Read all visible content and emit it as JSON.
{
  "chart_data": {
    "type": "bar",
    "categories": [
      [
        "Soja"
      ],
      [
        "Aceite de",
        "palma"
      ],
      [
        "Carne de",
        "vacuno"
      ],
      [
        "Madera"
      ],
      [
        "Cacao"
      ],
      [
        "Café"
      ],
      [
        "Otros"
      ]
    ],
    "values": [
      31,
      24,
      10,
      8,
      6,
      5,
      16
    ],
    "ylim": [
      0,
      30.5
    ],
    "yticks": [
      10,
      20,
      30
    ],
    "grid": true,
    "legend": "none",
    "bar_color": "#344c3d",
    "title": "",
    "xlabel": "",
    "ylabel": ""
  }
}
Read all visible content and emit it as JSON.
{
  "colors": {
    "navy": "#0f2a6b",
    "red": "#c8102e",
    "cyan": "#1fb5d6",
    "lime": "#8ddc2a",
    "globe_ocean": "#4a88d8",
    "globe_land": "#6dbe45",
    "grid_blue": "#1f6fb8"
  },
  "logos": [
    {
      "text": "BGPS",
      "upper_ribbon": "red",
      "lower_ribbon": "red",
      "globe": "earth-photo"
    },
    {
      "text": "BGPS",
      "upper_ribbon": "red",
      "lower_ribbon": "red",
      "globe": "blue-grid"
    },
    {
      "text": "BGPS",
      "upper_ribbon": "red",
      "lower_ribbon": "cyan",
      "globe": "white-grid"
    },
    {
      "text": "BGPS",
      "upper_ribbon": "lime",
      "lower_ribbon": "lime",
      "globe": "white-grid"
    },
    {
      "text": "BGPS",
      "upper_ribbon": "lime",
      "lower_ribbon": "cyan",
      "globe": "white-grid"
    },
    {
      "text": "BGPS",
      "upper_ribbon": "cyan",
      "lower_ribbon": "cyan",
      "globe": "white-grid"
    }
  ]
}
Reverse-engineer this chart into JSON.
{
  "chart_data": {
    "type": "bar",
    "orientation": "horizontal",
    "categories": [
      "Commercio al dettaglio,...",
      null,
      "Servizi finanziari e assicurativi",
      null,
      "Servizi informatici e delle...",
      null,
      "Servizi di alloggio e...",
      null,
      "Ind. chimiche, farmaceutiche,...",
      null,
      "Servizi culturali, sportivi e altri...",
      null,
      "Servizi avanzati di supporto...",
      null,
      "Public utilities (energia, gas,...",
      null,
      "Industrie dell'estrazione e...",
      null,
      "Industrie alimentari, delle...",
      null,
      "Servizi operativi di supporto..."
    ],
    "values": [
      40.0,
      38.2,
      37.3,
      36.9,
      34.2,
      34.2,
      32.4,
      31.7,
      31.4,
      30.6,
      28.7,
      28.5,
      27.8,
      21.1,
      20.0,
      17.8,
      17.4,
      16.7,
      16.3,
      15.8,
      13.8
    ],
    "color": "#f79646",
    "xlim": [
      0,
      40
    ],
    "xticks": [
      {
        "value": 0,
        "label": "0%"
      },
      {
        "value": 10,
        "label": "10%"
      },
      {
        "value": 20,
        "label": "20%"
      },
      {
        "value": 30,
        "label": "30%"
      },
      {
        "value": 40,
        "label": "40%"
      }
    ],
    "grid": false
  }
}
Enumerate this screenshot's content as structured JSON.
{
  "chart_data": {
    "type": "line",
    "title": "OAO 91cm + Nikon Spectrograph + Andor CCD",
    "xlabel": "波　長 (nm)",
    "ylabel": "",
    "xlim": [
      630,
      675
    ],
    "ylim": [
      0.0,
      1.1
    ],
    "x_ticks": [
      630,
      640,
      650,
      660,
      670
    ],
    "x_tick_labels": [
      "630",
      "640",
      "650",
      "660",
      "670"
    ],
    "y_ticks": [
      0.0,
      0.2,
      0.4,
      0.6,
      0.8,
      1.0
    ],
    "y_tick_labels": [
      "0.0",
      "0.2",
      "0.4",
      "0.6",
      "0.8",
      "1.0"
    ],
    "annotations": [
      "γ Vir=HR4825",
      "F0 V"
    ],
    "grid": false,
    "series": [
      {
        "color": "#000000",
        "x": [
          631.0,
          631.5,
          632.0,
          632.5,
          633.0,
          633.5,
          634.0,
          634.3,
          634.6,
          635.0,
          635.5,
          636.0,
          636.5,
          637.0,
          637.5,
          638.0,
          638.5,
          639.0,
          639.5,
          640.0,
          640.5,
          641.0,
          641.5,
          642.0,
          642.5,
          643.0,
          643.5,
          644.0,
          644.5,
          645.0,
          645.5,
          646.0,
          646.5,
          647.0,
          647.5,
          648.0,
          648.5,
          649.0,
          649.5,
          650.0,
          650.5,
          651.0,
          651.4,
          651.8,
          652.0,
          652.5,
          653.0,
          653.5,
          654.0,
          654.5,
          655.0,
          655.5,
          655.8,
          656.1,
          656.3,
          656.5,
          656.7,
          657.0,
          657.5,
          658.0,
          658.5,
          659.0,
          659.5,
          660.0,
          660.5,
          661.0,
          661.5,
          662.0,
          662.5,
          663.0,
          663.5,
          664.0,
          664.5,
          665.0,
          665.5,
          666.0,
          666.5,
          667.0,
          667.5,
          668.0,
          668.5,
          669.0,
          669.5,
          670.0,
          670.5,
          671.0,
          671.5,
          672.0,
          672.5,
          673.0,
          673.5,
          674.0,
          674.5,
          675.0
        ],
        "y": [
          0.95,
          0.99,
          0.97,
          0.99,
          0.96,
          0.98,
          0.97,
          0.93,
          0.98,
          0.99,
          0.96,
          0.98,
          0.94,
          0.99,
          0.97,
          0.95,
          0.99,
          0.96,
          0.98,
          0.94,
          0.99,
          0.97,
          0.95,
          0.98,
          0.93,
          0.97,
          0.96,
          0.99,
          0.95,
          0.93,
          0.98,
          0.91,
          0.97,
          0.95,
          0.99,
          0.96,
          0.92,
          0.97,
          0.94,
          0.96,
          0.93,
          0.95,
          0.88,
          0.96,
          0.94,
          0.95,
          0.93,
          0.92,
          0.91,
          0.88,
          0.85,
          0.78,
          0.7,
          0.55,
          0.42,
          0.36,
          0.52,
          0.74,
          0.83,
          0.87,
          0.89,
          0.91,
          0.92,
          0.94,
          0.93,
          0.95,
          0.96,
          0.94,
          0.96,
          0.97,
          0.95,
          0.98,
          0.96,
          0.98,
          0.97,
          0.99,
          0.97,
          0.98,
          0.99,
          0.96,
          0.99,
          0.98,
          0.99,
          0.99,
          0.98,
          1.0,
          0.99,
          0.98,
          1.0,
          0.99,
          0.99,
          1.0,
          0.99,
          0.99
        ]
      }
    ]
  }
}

++++++++++++++++++++

## What you will do
Collect the lines of the data that carry the word "supporto".

## Task result
      "Servizi avanzati di supporto...",
      "Servizi operativi di supporto..."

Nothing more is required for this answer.